» **Tasks to carry out**:
• A. Answer these questions from the article about Darius Rucker, one answer per line and marked the same way:
(i) In which city was the hotel where the clerk called Rucker a country singer?
(ii) What is the title of the CD that gave Rucker his No. 1 country singles?
(iii) Which song, and with whom, was the last No. 1 country hit by a black artist before Rucker's?
• B. Carry on the article about Darius Rucker, picking up right after its final paragraph.

» **Extracted text**:
>>>>

By John Gerome
NASHVILLE, Tenn.
After 15 years of being recognized as "Hootie" from Hootie & the Blowfish, Darius Rucker was caught off guard recently while checking into a Baltimore hotel.
"It's the same hotel I stay in all the time, and there's a new clerk back there and she's looking at me and staring at me and I'm expecting, 'Hey, aren't you Hootie?' or 'Aren't you the guy from Hootie & the Blowfish?' And she looked at me and said, 'Aren't you Darius Rucker the country singer?'
"It really took me back," said Rucker, who at 43 looks about the same as he did belting out "Only Wanna Be With You" or "Let Her Cry" in the mid-'90s.
Rucker, whose tour with Rascal Flatts brings him to Virginia Beach on Thursday night, is getting used to being called a country singer. He's had a pair of No. 1 country singles from his CD "Learn to Live" - "Don't Think I Don't Think About It" and "It Won't Be Like This For Long" - and his latest, "Alright," is No. 6 on Billboard's country singles chart and No. 45 on its overall singles chart.
Country Music Television even aired a special about him, "Invitation Only: Darius Rucker," this summer.
Rucker said he's surprised by his country music success.
"There was never a full-page ad in Billboard magazine saying, 'The new Darius Rucker album is coming out. Darius has gone country, and here's his first single.' There wasn't any of that. It was me in the car with a buddy driving around to 85 radio stations."
Rucker's showing is even more unlikely considering the hard time black singers have cracking the country charts. His "Don't Think I Don't Think About It" was the first No. 1 hit by a black artist since Ray Charles' "Seven Spanish Angels" duet with Willie Nelson topped the charts in 1985.
"I'm not going to change what happened in the past or anything," said the Charleston, S.C., native. "I'd like to think the reason it happened for me is the songs."
"I thought being in Hootie was going to hurt a lot, but it got me in the door," he continued. "Everyone saw me because of Hootie. At the radio stations, they sat me down and got to know me and listened to my songs. And I got in because I was in Hootie & the Blowfish."

<<<<

» **Dataset excerpts**:
>>>>

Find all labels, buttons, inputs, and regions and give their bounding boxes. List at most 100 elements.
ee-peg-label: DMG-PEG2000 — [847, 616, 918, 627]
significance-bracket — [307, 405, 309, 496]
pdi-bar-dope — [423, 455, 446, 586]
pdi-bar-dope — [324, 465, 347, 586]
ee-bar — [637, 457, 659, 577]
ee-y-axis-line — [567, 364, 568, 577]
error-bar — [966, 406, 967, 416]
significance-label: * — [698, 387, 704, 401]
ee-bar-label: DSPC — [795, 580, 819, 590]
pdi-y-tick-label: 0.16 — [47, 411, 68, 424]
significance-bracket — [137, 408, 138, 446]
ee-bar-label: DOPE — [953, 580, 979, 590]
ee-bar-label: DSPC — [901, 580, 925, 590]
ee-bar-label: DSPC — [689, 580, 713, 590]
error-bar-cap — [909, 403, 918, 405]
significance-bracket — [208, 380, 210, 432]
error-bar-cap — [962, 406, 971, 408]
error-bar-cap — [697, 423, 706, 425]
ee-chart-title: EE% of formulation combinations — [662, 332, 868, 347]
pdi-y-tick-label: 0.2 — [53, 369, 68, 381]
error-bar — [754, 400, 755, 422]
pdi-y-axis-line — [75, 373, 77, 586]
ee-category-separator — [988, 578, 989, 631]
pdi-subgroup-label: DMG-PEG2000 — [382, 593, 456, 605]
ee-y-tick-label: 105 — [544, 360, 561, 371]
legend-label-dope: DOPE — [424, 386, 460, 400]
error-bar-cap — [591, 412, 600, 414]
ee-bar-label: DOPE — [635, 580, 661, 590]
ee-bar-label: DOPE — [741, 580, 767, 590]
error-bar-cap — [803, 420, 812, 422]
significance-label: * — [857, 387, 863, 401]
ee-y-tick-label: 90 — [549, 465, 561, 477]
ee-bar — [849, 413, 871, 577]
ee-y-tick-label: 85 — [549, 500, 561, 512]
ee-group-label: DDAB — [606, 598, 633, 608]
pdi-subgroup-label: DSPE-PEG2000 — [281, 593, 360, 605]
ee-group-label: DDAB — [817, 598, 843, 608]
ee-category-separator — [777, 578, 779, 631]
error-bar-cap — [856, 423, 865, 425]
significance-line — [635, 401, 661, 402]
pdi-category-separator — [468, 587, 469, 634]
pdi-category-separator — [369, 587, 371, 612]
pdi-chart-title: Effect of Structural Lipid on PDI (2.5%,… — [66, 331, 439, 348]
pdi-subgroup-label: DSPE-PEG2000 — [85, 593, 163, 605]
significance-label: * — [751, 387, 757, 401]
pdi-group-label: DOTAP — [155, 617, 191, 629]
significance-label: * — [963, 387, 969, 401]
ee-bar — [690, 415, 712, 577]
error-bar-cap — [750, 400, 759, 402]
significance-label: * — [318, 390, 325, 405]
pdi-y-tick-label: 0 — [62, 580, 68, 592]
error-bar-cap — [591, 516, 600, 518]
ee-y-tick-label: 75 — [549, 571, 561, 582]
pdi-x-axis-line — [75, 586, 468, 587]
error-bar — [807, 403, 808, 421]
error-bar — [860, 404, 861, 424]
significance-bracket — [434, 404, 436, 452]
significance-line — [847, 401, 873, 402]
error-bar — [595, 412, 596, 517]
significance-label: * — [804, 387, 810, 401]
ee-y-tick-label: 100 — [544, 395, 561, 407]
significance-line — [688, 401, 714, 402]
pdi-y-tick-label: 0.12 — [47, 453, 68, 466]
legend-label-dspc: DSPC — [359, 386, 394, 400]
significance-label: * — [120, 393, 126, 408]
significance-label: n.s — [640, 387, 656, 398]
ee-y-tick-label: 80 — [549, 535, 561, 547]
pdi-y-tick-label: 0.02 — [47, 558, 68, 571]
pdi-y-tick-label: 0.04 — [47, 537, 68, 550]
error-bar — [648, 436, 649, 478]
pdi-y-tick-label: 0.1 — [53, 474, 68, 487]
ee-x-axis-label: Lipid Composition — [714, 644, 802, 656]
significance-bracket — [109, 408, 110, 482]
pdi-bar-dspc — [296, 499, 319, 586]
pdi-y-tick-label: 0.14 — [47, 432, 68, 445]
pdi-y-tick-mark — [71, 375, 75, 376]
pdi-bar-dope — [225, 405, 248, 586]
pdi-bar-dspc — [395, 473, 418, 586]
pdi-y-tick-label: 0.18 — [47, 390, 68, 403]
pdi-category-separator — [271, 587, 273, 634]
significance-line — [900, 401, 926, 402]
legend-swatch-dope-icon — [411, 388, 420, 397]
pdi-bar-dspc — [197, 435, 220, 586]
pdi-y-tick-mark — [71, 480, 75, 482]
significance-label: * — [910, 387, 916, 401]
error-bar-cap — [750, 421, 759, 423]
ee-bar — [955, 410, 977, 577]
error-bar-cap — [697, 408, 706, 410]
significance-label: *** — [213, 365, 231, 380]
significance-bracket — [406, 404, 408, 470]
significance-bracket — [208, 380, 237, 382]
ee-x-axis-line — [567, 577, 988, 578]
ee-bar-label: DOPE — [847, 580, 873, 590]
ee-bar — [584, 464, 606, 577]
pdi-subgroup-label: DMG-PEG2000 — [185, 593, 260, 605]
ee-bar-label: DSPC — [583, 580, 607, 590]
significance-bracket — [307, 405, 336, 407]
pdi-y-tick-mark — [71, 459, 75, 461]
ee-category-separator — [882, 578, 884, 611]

<<<<

» **Answers given**:
• A.
(i) Baltimore
(ii) "Learn to Live"
(iii) "Seven Spanish Angels," Ray Charles' duet with Willie Nelson

• B.
After selling 16 million copies of their 1994 big-label debut, "Cracked Rear View," Hootie & the Blowfish never came close to matching their early heights. They released four more studio albums; their last, 2005's "Looking for Lucky," peaked at No. 47 on the Billboard 200.
Still, Rucker says the band will record and tour again at some point. Right now, though, he's focusing on his country career, a shift that felt natural to him. He'd always liked the genre and thought a lot of Hootie & the Blowfish songs could be country songs.
When he got a deal with Capitol Records Nashville, he began co-writing with some of Nashville's top tunesmiths and working with producer Frank Rogers, best known for helping craft albums by Brad Paisley and Trace Adkins.
"I thought if it didn't work, I was going to be the biggest joke in music," Rucker said.
His other concern was that "Learn to Live" was coming out at the same time as country offerings by Jessica Simpson and Jewel.
"I was afraid of being lumped in with that - just another pop guy making a country record. I didn't feel it was that way at all," he said.
Neither did listeners. Rucker has become a staple on country radio and a fan favorite.
"Everybody thinks that country music is really exclusive and that we get mad when they cross over, but we really don't," said Julie Stevens, program director at KRTY-FM in San Jose, Calif. "We just want them to give us a country song."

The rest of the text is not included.